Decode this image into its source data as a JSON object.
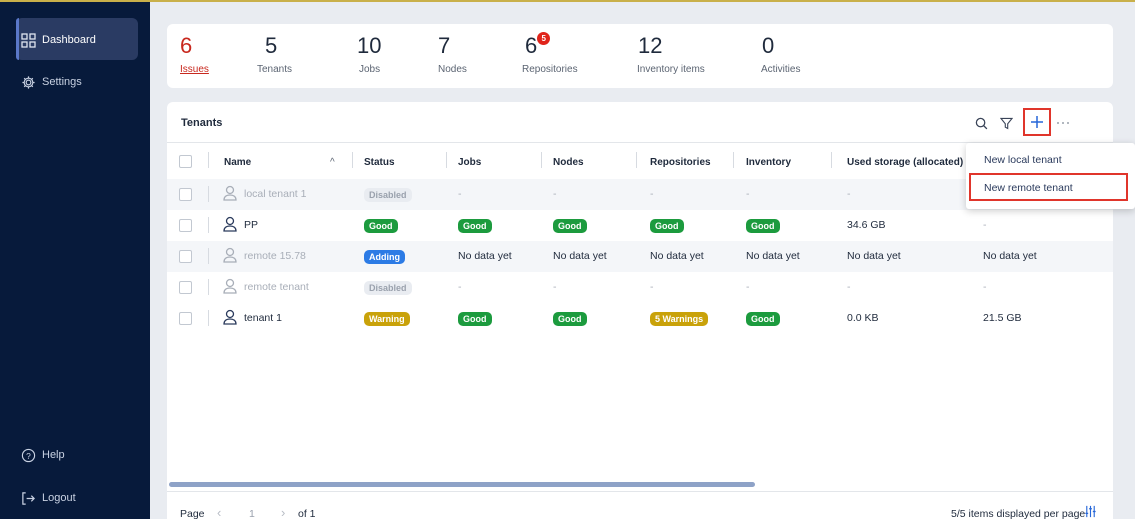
{
  "sidebar": {
    "items": [
      {
        "label": "Dashboard",
        "icon": "dashboard-icon",
        "active": true
      },
      {
        "label": "Settings",
        "icon": "gear-icon"
      }
    ],
    "bottom": [
      {
        "label": "Help",
        "icon": "help-icon"
      },
      {
        "label": "Logout",
        "icon": "logout-icon"
      }
    ]
  },
  "stats": [
    {
      "value": "6",
      "label": "Issues",
      "color": "#c8281e"
    },
    {
      "value": "5",
      "label": "Tenants"
    },
    {
      "value": "10",
      "label": "Jobs"
    },
    {
      "value": "7",
      "label": "Nodes"
    },
    {
      "value": "6",
      "label": "Repositories",
      "badge": "5"
    },
    {
      "value": "12",
      "label": "Inventory items"
    },
    {
      "value": "0",
      "label": "Activities"
    }
  ],
  "tenants": {
    "title": "Tenants",
    "columns": [
      "Name",
      "Status",
      "Jobs",
      "Nodes",
      "Repositories",
      "Inventory",
      "Used storage (allocated)"
    ],
    "sort_indicator": "^",
    "rows": [
      {
        "name": "local tenant 1",
        "status": "Disabled",
        "jobs": "-",
        "nodes": "-",
        "repositories": "-",
        "inventory": "-",
        "used": "-",
        "extra": "",
        "disabled": true
      },
      {
        "name": "PP",
        "status": "Good",
        "jobs": "Good",
        "nodes": "Good",
        "repositories": "Good",
        "inventory": "Good",
        "used": "34.6 GB",
        "extra": "-"
      },
      {
        "name": "remote 15.78",
        "status": "Adding",
        "jobs": "No data yet",
        "nodes": "No data yet",
        "repositories": "No data yet",
        "inventory": "No data yet",
        "used": "No data yet",
        "extra": "No data yet"
      },
      {
        "name": "remote tenant",
        "status": "Disabled",
        "jobs": "-",
        "nodes": "-",
        "repositories": "-",
        "inventory": "-",
        "used": "-",
        "extra": "-",
        "disabled": true
      },
      {
        "name": "tenant 1",
        "status": "Warning",
        "jobs": "Good",
        "nodes": "Good",
        "repositories": "5 Warnings",
        "inventory": "Good",
        "used": "0.0 KB",
        "extra": "21.5 GB"
      }
    ]
  },
  "menu": {
    "items": [
      "New local tenant",
      "New remote tenant"
    ]
  },
  "footer": {
    "page_label": "Page",
    "page_value": "1",
    "of_label": "of 1",
    "items_per_page": "5/5 items displayed per page"
  },
  "colors": {
    "sidebar": "#071a3b",
    "good": "#1c9b3e",
    "adding": "#2c7be5",
    "warning": "#c9a20a",
    "highlight": "#e0352b"
  }
}
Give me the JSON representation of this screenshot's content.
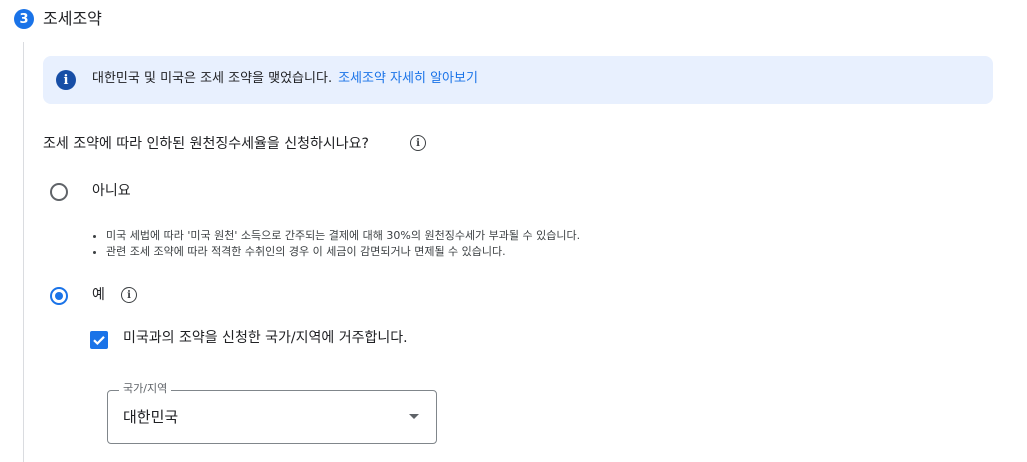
{
  "section": {
    "step_number": "3",
    "title": "조세조약"
  },
  "info_box": {
    "text": "대한민국 및 미국은 조세 조약을 맺었습니다.",
    "link_label": "조세조약 자세히 알아보기"
  },
  "question": {
    "text": "조세 조약에 따라 인하된 원천징수세율을 신청하시나요?"
  },
  "options": {
    "no": {
      "label": "아니요",
      "selected": false,
      "notes": [
        "미국 세법에 따라 '미국 원천' 소득으로 간주되는 결제에 대해 30%의 원천징수세가 부과될 수 있습니다.",
        "관련 조세 조약에 따라 적격한 수취인의 경우 이 세금이 감면되거나 면제될 수 있습니다."
      ]
    },
    "yes": {
      "label": "예",
      "selected": true
    }
  },
  "residency_checkbox": {
    "label": "미국과의 조약을 신청한 국가/지역에 거주합니다.",
    "checked": true
  },
  "country_select": {
    "label": "국가/지역",
    "value": "대한민국"
  },
  "colors": {
    "accent": "#1a73e8",
    "info_background": "#e8f0fe",
    "info_icon": "#174ea6"
  },
  "icons": {
    "info": "info-icon",
    "help": "help-circle-icon",
    "dropdown": "caret-down-icon",
    "check": "check-icon"
  }
}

▬▬▬▬▬▬

WORK TO DO –
Find all lines where the word "local" appears. Copy them.

RESULT BELOW –
        "name": "local tenant 1",
      "New local tenant",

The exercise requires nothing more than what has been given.